RECORDS FOR THE TASK:
***

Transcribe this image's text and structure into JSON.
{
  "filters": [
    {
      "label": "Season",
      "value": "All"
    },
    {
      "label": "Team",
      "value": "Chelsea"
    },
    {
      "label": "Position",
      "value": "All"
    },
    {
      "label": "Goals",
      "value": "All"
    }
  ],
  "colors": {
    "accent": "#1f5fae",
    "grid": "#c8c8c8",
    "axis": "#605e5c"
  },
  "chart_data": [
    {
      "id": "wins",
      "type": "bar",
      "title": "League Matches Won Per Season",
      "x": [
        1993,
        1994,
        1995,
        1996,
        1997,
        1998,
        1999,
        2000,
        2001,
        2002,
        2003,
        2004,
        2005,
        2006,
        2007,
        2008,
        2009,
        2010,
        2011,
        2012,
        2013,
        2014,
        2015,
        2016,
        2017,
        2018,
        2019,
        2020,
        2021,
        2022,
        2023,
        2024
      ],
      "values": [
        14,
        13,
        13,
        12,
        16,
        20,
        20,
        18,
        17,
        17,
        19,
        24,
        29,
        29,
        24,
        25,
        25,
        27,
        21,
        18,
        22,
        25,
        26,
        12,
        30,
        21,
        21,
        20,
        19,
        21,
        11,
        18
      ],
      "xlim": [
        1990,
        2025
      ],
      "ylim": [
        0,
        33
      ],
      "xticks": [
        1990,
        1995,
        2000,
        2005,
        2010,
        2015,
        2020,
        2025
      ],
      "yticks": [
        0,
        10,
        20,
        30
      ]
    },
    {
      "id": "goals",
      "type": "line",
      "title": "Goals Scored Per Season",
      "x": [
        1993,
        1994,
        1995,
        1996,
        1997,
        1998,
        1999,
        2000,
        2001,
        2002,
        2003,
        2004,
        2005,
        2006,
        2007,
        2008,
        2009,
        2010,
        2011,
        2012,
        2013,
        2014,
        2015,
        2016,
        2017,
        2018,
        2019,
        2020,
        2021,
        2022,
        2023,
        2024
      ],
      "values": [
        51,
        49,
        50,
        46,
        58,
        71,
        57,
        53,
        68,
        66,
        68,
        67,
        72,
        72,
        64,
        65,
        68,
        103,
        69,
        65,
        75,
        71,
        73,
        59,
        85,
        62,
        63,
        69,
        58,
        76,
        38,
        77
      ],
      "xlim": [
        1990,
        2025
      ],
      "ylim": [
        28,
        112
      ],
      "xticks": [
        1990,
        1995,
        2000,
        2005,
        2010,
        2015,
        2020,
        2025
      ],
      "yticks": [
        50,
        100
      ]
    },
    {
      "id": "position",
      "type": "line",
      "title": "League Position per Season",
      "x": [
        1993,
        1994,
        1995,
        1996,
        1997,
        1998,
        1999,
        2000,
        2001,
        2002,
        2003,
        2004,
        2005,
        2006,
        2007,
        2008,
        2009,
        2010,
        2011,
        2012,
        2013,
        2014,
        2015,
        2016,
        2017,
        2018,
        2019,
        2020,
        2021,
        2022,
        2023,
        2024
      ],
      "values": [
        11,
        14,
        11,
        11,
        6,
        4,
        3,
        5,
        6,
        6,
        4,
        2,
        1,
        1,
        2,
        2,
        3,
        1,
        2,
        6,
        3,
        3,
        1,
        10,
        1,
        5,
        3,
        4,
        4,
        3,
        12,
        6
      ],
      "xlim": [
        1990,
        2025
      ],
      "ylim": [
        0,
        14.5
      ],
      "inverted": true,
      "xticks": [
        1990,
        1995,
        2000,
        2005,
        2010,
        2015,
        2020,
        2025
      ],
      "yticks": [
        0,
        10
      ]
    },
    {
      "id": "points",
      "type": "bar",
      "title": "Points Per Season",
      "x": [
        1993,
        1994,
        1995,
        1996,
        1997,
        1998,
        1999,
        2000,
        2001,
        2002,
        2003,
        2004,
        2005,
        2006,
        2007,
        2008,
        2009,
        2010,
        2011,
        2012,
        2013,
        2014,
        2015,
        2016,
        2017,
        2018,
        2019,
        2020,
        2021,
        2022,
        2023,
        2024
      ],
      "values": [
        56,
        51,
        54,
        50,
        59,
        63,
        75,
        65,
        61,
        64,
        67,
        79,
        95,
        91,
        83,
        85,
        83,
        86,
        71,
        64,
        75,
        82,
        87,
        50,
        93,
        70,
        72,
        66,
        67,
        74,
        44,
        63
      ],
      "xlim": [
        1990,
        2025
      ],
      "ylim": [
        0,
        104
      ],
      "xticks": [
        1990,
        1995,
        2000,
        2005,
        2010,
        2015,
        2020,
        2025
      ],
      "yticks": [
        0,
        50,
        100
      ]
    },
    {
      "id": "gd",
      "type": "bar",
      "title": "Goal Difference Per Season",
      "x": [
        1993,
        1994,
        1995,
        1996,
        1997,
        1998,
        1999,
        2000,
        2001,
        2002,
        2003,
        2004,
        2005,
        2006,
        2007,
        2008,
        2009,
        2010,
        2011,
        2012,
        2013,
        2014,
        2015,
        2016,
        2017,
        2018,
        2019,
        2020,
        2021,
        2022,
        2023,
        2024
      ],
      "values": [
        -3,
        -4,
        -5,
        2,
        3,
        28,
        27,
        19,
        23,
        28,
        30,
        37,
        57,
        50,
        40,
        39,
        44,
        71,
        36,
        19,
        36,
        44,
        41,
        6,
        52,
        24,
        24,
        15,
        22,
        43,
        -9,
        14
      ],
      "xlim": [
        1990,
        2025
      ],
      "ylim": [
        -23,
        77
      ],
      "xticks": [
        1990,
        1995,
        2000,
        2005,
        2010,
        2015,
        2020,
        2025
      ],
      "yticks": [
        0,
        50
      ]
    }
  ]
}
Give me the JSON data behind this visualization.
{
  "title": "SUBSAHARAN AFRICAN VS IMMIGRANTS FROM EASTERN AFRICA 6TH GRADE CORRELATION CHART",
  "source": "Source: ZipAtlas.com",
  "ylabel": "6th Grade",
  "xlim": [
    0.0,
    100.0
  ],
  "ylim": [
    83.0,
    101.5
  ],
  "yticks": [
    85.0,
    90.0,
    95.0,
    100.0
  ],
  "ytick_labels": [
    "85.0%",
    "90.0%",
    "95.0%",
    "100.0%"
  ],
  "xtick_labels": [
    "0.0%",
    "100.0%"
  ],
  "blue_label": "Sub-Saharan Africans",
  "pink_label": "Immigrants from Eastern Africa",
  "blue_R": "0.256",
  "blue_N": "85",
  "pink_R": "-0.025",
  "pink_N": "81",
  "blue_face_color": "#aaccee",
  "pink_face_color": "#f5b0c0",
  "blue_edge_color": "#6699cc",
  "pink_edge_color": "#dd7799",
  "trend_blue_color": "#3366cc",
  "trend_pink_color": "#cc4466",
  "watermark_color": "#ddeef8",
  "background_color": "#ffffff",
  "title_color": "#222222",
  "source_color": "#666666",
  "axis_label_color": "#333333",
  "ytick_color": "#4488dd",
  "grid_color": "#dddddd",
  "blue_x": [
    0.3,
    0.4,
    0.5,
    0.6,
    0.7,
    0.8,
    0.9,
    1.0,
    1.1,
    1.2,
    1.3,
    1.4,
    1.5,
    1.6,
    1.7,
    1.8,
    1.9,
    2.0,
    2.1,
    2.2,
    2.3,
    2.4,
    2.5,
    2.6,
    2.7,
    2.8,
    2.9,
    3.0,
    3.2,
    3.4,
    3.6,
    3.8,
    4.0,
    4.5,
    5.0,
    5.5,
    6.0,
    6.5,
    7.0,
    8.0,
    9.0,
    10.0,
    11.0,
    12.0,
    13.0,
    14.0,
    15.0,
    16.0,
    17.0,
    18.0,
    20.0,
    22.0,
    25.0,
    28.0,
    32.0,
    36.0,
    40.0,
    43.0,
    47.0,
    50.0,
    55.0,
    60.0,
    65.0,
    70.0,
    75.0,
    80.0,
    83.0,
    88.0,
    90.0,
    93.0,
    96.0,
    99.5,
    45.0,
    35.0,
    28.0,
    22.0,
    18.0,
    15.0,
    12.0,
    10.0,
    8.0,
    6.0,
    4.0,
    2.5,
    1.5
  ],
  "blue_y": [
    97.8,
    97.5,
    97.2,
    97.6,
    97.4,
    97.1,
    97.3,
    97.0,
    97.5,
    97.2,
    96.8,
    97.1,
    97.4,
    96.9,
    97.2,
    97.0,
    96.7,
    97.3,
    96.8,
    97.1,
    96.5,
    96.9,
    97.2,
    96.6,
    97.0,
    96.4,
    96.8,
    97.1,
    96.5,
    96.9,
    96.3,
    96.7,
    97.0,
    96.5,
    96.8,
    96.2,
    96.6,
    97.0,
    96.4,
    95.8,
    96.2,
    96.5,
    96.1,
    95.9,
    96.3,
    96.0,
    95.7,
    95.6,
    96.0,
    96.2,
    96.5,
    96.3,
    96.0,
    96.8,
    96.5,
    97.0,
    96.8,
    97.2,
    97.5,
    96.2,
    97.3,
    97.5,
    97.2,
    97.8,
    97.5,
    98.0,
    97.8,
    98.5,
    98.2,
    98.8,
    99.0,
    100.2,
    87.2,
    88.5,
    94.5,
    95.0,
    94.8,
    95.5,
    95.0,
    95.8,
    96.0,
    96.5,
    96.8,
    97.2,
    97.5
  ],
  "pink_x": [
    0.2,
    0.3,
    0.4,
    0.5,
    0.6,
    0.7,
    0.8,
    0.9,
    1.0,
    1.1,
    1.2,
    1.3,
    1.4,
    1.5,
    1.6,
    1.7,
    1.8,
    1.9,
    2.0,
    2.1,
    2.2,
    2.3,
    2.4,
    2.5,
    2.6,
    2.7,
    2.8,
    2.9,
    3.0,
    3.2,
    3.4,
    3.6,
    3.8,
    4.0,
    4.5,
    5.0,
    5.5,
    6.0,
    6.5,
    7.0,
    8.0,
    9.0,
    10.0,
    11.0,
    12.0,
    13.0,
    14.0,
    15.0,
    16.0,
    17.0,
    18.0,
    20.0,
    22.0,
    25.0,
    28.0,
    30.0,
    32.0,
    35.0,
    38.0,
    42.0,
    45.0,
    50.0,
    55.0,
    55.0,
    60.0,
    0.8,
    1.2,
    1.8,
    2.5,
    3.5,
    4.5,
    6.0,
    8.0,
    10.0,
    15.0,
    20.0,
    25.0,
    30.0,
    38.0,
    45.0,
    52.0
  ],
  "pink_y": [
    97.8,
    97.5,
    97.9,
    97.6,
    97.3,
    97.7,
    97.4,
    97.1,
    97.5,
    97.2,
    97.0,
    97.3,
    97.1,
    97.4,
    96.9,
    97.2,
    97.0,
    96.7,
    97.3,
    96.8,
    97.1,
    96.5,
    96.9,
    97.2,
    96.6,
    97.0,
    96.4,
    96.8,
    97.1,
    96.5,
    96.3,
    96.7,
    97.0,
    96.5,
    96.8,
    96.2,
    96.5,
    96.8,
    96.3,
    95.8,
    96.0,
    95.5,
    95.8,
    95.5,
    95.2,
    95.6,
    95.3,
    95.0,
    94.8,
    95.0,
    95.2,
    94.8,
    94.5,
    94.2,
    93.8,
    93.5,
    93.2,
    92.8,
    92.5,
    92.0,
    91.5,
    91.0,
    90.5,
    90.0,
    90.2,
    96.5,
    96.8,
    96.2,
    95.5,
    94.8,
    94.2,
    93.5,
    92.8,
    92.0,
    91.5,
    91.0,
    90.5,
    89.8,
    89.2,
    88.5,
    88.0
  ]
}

***

WHAT YOU NEED TO DO: Say how many lines hold the word "this", giving the number and nothing else.

SOLUTION TO THE PROBLEM: 2